** start **
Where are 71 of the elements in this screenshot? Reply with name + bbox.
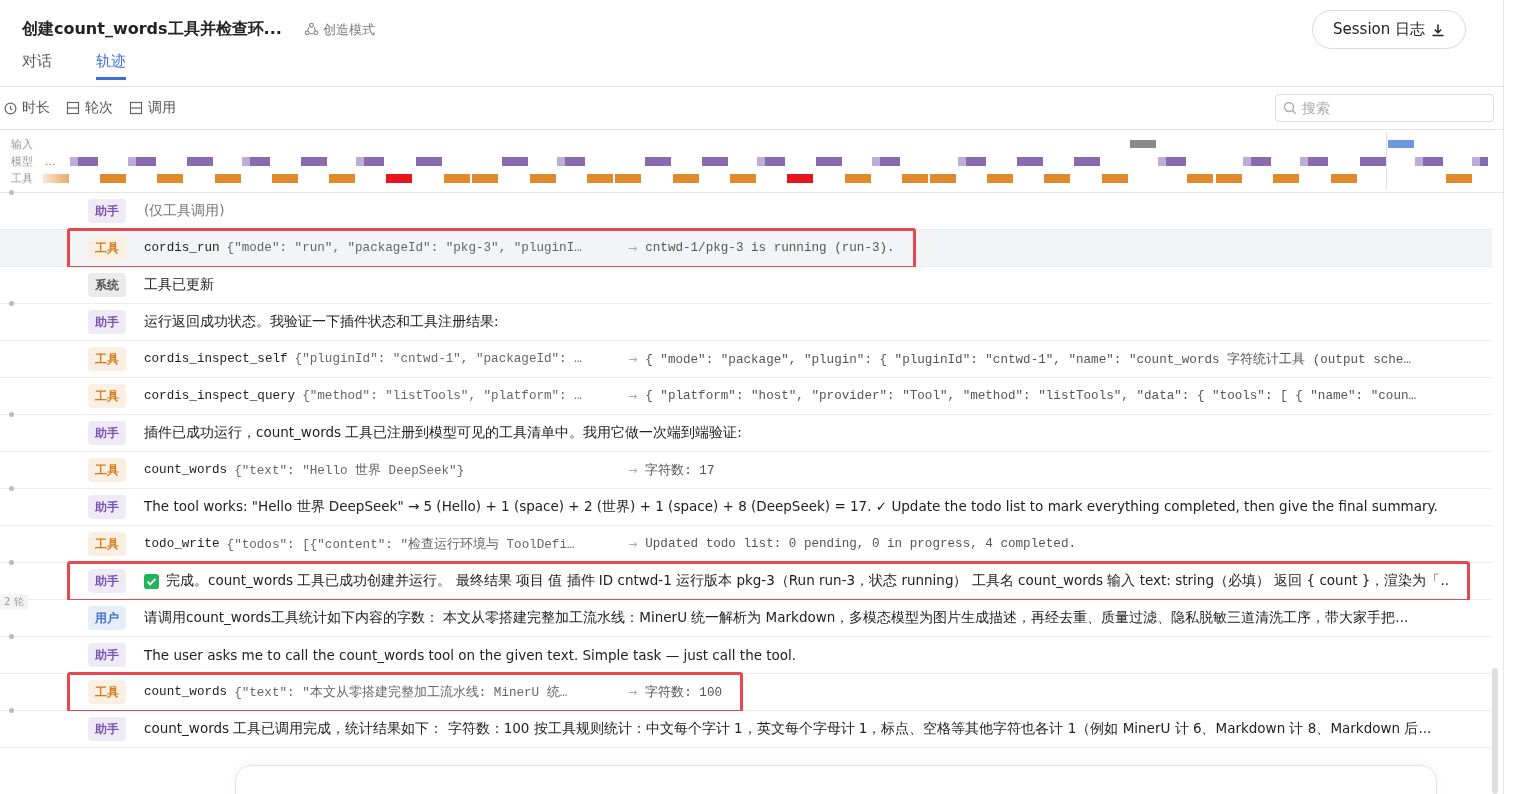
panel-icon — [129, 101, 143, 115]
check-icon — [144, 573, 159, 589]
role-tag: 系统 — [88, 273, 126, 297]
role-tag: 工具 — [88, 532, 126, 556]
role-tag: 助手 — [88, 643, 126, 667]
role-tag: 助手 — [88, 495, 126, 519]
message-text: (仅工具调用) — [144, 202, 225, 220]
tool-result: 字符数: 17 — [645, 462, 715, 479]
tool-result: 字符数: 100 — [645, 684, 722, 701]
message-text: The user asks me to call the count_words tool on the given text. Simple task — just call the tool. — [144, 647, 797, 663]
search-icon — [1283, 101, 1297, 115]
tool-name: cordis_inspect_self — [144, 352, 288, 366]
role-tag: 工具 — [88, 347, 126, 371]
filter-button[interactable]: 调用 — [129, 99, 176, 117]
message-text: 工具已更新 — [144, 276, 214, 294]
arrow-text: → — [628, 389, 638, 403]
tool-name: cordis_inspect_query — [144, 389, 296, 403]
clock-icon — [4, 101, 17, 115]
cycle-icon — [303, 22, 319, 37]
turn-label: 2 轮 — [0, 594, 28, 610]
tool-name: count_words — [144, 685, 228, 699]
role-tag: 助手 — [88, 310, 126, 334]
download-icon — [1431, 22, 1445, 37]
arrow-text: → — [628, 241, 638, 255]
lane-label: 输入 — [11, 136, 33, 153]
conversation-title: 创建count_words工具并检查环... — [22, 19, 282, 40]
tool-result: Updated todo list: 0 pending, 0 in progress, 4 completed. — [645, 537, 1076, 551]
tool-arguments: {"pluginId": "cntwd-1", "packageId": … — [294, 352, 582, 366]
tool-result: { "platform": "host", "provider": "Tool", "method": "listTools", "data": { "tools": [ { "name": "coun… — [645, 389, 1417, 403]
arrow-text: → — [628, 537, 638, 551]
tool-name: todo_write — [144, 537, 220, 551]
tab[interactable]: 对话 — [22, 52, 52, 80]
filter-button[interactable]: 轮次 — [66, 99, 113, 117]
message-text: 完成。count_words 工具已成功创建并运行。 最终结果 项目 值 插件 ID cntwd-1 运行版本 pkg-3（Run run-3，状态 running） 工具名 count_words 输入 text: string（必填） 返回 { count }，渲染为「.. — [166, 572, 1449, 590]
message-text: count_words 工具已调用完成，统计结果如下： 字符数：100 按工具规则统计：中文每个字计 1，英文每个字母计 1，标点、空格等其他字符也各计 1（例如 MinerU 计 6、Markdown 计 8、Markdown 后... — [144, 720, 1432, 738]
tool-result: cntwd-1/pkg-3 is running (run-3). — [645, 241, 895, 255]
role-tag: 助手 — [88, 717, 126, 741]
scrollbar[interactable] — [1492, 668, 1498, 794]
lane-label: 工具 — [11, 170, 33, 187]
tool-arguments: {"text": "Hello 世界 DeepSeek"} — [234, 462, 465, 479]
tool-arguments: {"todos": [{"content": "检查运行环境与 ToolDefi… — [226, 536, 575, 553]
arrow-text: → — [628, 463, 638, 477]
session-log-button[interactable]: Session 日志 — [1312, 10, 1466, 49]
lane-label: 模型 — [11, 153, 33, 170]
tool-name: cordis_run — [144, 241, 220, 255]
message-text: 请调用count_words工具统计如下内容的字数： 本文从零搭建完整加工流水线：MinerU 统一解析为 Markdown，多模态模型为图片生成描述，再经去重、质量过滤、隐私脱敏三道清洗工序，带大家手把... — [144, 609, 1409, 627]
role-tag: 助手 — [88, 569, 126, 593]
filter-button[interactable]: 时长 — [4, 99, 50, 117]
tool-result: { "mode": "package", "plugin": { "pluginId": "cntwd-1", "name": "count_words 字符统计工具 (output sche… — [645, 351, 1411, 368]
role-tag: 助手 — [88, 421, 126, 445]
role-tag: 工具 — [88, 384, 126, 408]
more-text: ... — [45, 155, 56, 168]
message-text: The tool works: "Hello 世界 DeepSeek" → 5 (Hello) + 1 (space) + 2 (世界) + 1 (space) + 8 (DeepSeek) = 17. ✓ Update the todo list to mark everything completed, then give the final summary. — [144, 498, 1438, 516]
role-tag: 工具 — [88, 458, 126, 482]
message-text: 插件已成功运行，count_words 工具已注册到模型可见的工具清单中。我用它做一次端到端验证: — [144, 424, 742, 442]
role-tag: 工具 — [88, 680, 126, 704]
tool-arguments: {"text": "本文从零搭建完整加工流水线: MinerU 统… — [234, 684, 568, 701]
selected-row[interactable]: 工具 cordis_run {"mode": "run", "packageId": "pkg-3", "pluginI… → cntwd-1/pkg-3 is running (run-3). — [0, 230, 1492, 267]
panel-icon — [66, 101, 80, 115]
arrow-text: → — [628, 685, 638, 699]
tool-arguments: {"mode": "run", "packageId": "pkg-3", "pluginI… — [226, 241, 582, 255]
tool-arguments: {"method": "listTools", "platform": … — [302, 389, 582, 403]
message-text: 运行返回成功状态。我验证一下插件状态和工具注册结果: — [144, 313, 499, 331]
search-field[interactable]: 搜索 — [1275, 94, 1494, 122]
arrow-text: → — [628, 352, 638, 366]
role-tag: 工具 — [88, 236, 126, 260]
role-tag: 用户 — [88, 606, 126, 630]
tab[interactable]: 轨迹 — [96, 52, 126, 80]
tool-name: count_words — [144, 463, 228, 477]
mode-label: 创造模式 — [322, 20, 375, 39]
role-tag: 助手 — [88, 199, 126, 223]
** end **
GIVEN EXERCISE ::
Convert the lines of the material above, from the line with "panel-icon — [129, 101, 143, 115]" to the line with "arrow-text: → — [628, 241, 638, 255]", into a Markdown table with the columns No. and Entry. Number each line and omit any blank lines.

ANSWER BELOW ::
| No. | Entry |
|---|---|
| 1 | panel-icon — [129, 101, 143, 115] |
| 2 | check-icon — [144, 573, 159, 589] |
| 3 | role-tag: 系统 — [88, 273, 126, 297] |
| 4 | role-tag: 工具 — [88, 532, 126, 556] |
| 5 | role-tag: 助手 — [88, 643, 126, 667] |
| 6 | role-tag: 助手 — [88, 495, 126, 519] |
| 7 | message-text: (仅工具调用) — [144, 202, 225, 220] |
| 8 | tool-result: 字符数: 17 — [645, 462, 715, 479] |
| 9 | tool-result: 字符数: 100 — [645, 684, 722, 701] |
| 10 | message-text: The user asks me to call the count_words tool on the given text. Simple task — just call the tool. — [144, 647, 797, 663] |
| 11 | search-icon — [1283, 101, 1297, 115] |
| 12 | tool-name: cordis_inspect_self — [144, 352, 288, 366] |
| 13 | role-tag: 工具 — [88, 347, 126, 371] |
| 14 | filter-button[interactable]: 调用 — [129, 99, 176, 117] |
| 15 | message-text: 工具已更新 — [144, 276, 214, 294] |
| 16 | arrow-text: → — [628, 389, 638, 403] |
| 17 | tool-name: cordis_inspect_query — [144, 389, 296, 403] |
| 18 | clock-icon — [4, 101, 17, 115] |
| 19 | cycle-icon — [303, 22, 319, 37] |
| 20 | turn-label: 2 轮 — [0, 594, 28, 610] |
| 21 | tool-name: count_words — [144, 685, 228, 699] |
| 22 | role-tag: 助手 — [88, 310, 126, 334] |
| 23 | download-icon — [1431, 22, 1445, 37] |
| 24 | arrow-text: → — [628, 241, 638, 255] |